Figure collection entries:
..............................

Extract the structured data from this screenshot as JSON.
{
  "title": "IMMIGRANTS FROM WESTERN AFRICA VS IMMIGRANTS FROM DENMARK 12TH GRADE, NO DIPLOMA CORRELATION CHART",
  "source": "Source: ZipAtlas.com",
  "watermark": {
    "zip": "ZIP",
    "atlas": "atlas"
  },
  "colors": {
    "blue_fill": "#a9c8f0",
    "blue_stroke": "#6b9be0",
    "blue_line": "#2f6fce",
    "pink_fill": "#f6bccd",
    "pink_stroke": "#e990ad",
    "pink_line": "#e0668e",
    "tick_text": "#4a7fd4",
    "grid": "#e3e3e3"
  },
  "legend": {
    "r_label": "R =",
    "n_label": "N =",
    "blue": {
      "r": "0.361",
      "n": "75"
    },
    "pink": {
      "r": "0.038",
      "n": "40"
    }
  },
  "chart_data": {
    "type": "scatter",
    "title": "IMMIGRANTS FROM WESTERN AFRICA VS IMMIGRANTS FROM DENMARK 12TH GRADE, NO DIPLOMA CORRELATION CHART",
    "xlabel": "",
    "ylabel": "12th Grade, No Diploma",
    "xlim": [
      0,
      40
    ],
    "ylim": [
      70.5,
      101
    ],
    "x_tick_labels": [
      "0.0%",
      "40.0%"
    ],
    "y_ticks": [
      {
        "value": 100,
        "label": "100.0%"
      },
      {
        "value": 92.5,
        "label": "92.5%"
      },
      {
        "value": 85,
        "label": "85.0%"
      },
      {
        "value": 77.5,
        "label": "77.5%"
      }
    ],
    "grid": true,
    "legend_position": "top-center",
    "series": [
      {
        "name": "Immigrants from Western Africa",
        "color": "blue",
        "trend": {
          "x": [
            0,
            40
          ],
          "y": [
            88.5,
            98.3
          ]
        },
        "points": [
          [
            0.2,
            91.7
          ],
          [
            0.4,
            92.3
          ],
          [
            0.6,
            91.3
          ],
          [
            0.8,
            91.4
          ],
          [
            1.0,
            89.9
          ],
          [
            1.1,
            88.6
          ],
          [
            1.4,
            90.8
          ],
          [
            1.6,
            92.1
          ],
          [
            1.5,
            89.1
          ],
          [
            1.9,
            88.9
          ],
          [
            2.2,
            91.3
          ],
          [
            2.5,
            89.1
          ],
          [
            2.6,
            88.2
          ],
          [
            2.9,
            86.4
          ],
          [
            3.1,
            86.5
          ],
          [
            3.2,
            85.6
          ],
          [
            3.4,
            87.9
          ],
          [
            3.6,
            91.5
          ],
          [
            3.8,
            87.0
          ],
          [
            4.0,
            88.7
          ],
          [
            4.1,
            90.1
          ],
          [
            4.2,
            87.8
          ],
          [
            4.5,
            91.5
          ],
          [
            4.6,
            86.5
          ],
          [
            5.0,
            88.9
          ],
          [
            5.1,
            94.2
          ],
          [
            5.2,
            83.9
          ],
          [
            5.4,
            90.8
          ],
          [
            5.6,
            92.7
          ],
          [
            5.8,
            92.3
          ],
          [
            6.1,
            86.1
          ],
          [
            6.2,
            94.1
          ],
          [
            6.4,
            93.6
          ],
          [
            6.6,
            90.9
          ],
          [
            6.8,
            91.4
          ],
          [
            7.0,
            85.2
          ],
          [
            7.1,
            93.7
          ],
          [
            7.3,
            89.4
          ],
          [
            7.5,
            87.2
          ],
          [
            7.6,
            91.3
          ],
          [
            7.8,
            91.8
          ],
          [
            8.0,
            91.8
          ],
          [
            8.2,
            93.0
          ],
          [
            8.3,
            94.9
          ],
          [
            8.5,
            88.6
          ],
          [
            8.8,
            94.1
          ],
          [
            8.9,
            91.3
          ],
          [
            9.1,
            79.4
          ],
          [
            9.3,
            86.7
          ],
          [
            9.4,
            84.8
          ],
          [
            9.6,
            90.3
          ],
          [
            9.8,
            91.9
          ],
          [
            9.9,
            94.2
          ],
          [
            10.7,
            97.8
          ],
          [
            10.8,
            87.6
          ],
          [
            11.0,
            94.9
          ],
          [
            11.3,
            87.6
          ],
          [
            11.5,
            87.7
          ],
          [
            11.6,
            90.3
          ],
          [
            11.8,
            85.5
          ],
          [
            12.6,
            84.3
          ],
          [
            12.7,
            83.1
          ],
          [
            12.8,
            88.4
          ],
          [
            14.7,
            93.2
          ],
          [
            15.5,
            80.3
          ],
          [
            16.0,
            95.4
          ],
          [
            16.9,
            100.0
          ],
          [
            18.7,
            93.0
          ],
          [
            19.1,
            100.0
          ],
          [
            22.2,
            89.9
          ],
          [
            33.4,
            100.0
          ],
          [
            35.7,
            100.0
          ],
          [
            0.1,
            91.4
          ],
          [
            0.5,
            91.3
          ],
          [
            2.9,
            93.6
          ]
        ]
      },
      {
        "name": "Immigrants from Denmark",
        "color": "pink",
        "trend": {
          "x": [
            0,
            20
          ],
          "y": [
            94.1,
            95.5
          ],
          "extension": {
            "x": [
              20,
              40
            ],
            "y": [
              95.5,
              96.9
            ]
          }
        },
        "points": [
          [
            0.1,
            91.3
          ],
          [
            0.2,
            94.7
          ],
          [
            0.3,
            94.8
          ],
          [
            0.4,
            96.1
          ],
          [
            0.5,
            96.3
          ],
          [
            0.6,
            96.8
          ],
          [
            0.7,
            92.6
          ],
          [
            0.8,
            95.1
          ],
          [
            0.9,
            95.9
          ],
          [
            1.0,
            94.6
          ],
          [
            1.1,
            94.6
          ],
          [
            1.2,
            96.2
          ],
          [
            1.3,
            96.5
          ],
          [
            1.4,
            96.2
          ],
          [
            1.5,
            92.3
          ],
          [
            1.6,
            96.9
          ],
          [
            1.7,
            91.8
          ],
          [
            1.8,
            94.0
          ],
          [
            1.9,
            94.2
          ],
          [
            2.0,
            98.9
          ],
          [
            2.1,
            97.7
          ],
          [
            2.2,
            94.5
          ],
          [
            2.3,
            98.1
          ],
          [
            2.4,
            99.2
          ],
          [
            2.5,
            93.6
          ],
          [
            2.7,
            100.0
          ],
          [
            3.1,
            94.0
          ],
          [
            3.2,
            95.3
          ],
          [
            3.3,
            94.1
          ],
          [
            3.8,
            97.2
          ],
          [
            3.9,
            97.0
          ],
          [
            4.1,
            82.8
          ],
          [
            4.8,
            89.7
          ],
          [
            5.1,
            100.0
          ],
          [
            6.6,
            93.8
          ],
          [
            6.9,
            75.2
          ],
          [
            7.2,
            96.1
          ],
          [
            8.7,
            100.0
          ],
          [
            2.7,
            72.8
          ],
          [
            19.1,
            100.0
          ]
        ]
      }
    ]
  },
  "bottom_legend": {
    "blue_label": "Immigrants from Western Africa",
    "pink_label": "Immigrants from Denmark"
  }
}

..............................

Exercise instructions: Print out the whole listing exactly as it appears.

The result:
Extract the structured data from this screenshot as JSON.
{
  "title": "IMMIGRANTS FROM WESTERN AFRICA VS IMMIGRANTS FROM DENMARK 12TH GRADE, NO DIPLOMA CORRELATION CHART",
  "source": "Source: ZipAtlas.com",
  "watermark": {
    "zip": "ZIP",
    "atlas": "atlas"
  },
  "colors": {
    "blue_fill": "#a9c8f0",
    "blue_stroke": "#6b9be0",
    "blue_line": "#2f6fce",
    "pink_fill": "#f6bccd",
    "pink_stroke": "#e990ad",
    "pink_line": "#e0668e",
    "tick_text": "#4a7fd4",
    "grid": "#e3e3e3"
  },
  "legend": {
    "r_label": "R =",
    "n_label": "N =",
    "blue": {
      "r": "0.361",
      "n": "75"
    },
    "pink": {
      "r": "0.038",
      "n": "40"
    }
  },
  "chart_data": {
    "type": "scatter",
    "title": "IMMIGRANTS FROM WESTERN AFRICA VS IMMIGRANTS FROM DENMARK 12TH GRADE, NO DIPLOMA CORRELATION CHART",
    "xlabel": "",
    "ylabel": "12th Grade, No Diploma",
    "xlim": [
      0,
      40
    ],
    "ylim": [
      70.5,
      101
    ],
    "x_tick_labels": [
      "0.0%",
      "40.0%"
    ],
    "y_ticks": [
      {
        "value": 100,
        "label": "100.0%"
      },
      {
        "value": 92.5,
        "label": "92.5%"
      },
      {
        "value": 85,
        "label": "85.0%"
      },
      {
        "value": 77.5,
        "label": "77.5%"
      }
    ],
    "grid": true,
    "legend_position": "top-center",
    "series": [
      {
        "name": "Immigrants from Western Africa",
        "color": "blue",
        "trend": {
          "x": [
            0,
            40
          ],
          "y": [
            88.5,
            98.3
          ]
        },
        "points": [
          [
            0.2,
            91.7
          ],
          [
            0.4,
            92.3
          ],
          [
            0.6,
            91.3
          ],
          [
            0.8,
            91.4
          ],
          [
            1.0,
            89.9
          ],
          [
            1.1,
            88.6
          ],
          [
            1.4,
            90.8
          ],
          [
            1.6,
            92.1
          ],
          [
            1.5,
            89.1
          ],
          [
            1.9,
            88.9
          ],
          [
            2.2,
            91.3
          ],
          [
            2.5,
            89.1
          ],
          [
            2.6,
            88.2
          ],
          [
            2.9,
            86.4
          ],
          [
            3.1,
            86.5
          ],
          [
            3.2,
            85.6
          ],
          [
            3.4,
            87.9
          ],
          [
            3.6,
            91.5
          ],
          [
            3.8,
            87.0
          ],
          [
            4.0,
            88.7
          ],
          [
            4.1,
            90.1
          ],
          [
            4.2,
            87.8
          ],
          [
            4.5,
            91.5
          ],
          [
            4.6,
            86.5
          ],
          [
            5.0,
            88.9
          ],
          [
            5.1,
            94.2
          ],
          [
            5.2,
            83.9
          ],
          [
            5.4,
            90.8
          ],
          [
            5.6,
            92.7
          ],
          [
            5.8,
            92.3
          ],
          [
            6.1,
            86.1
          ],
          [
            6.2,
            94.1
          ],
          [
            6.4,
            93.6
          ],
          [
            6.6,
            90.9
          ],
          [
            6.8,
            91.4
          ],
          [
            7.0,
            85.2
          ],
          [
            7.1,
            93.7
          ],
          [
            7.3,
            89.4
          ],
          [
            7.5,
            87.2
          ],
          [
            7.6,
            91.3
          ],
          [
            7.8,
            91.8
          ],
          [
            8.0,
            91.8
          ],
          [
            8.2,
            93.0
          ],
          [
            8.3,
            94.9
          ],
          [
            8.5,
            88.6
          ],
          [
            8.8,
            94.1
          ],
          [
            8.9,
            91.3
          ],
          [
            9.1,
            79.4
          ],
          [
            9.3,
            86.7
          ],
          [
            9.4,
            84.8
          ],
          [
            9.6,
            90.3
          ],
          [
            9.8,
            91.9
          ],
          [
            9.9,
            94.2
          ],
          [
            10.7,
            97.8
          ],
          [
            10.8,
            87.6
          ],
          [
            11.0,
            94.9
          ],
          [
            11.3,
            87.6
          ],
          [
            11.5,
            87.7
          ],
          [
            11.6,
            90.3
          ],
          [
            11.8,
            85.5
          ],
          [
            12.6,
            84.3
          ],
          [
            12.7,
            83.1
          ],
          [
            12.8,
            88.4
          ],
          [
            14.7,
            93.2
          ],
          [
            15.5,
            80.3
          ],
          [
            16.0,
            95.4
          ],
          [
            16.9,
            100.0
          ],
          [
            18.7,
            93.0
          ],
          [
            19.1,
            100.0
          ],
          [
            22.2,
            89.9
          ],
          [
            33.4,
            100.0
          ],
          [
            35.7,
            100.0
          ],
          [
            0.1,
            91.4
          ],
          [
            0.5,
            91.3
          ],
          [
            2.9,
            93.6
          ]
        ]
      },
      {
        "name": "Immigrants from Denmark",
        "color": "pink",
        "trend": {
          "x": [
            0,
            20
          ],
          "y": [
            94.1,
            95.5
          ],
          "extension": {
            "x": [
              20,
              40
            ],
            "y": [
              95.5,
              96.9
            ]
          }
        },
        "points": [
          [
            0.1,
            91.3
          ],
          [
            0.2,
            94.7
          ],
          [
            0.3,
            94.8
          ],
          [
            0.4,
            96.1
          ],
          [
            0.5,
            96.3
          ],
          [
            0.6,
            96.8
          ],
          [
            0.7,
            92.6
          ],
          [
            0.8,
            95.1
          ],
          [
            0.9,
            95.9
          ],
          [
            1.0,
            94.6
          ],
          [
            1.1,
            94.6
          ],
          [
            1.2,
            96.2
          ],
          [
            1.3,
            96.5
          ],
          [
            1.4,
            96.2
          ],
          [
            1.5,
            92.3
          ],
          [
            1.6,
            96.9
          ],
          [
            1.7,
            91.8
          ],
          [
            1.8,
            94.0
          ],
          [
            1.9,
            94.2
          ],
          [
            2.0,
            98.9
          ],
          [
            2.1,
            97.7
          ],
          [
            2.2,
            94.5
          ],
          [
            2.3,
            98.1
          ],
          [
            2.4,
            99.2
          ],
          [
            2.5,
            93.6
          ],
          [
            2.7,
            100.0
          ],
          [
            3.1,
            94.0
          ],
          [
            3.2,
            95.3
          ],
          [
            3.3,
            94.1
          ],
          [
            3.8,
            97.2
          ],
          [
            3.9,
            97.0
          ],
          [
            4.1,
            82.8
          ],
          [
            4.8,
            89.7
          ],
          [
            5.1,
            100.0
          ],
          [
            6.6,
            93.8
          ],
          [
            6.9,
            75.2
          ],
          [
            7.2,
            96.1
          ],
          [
            8.7,
            100.0
          ],
          [
            2.7,
            72.8
          ],
          [
            19.1,
            100.0
          ]
        ]
      }
    ]
  },
  "bottom_legend": {
    "blue_label": "Immigrants from Western Africa",
    "pink_label": "Immigrants from Denmark"
  }
}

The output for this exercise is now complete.